» **STORED DATA**:

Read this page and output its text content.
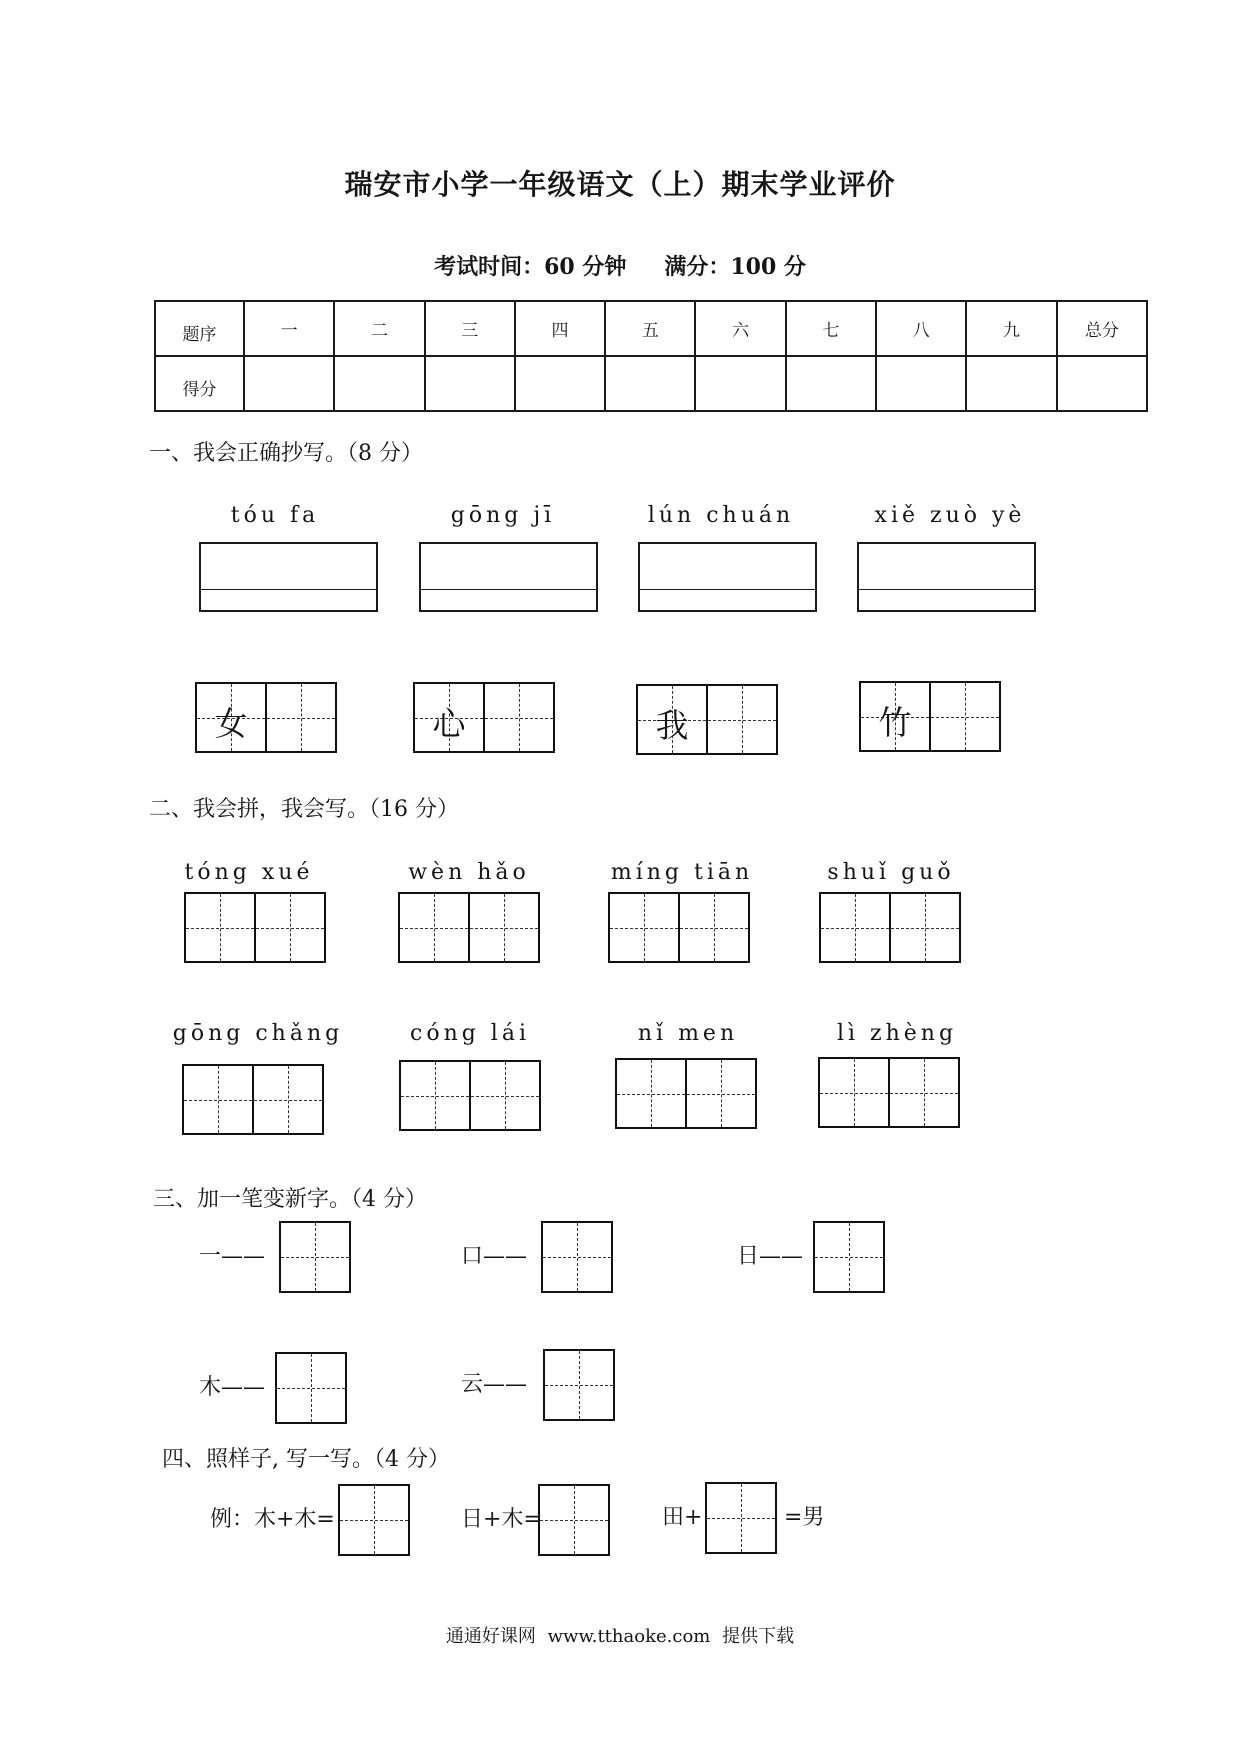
瑞安市小学一年级语文（上）期末学业评价
考试时间：60 分钟 满分：100 分
题序	一	二	三	四	五	六	七	八	九	总分
得分										
一、我会正确抄写。（8 分）
tóu fa	gōng jī	lún chuán	xiě zuò yè
女	心	我	竹
二、我会拼，我会写。（16 分）
tóng xué	wèn hǎo	míng tiān	shuǐ guǒ
gōng chǎng	cóng lái	nǐ men	lì zhèng
三、加一笔变新字。（4 分）
一——	口——	日——
木——	云——
四、照样子, 写一写。（4 分）
例：木+木=	日+木=	田+	=男
通通好课网 www.tthaoke.com 提供下载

» **DO THIS**:
Will you restate every entry word for word and omit the images?

» **ANSWER**:
Read this page and output its text content.
瑞安市小学一年级语文（上）期末学业评价
考试时间：60 分钟 满分：100 分
题序	一	二	三	四	五	六	七	八	九	总分
得分										
一、我会正确抄写。（8 分）
tóu fa	gōng jī	lún chuán	xiě zuò yè
女	心	我	竹
二、我会拼，我会写。（16 分）
tóng xué	wèn hǎo	míng tiān	shuǐ guǒ
gōng chǎng	cóng lái	nǐ men	lì zhèng
三、加一笔变新字。（4 分）
一——	口——	日——
木——	云——
四、照样子, 写一写。（4 分）
例：木+木=	日+木=	田+	=男
通通好课网 www.tthaoke.com 提供下载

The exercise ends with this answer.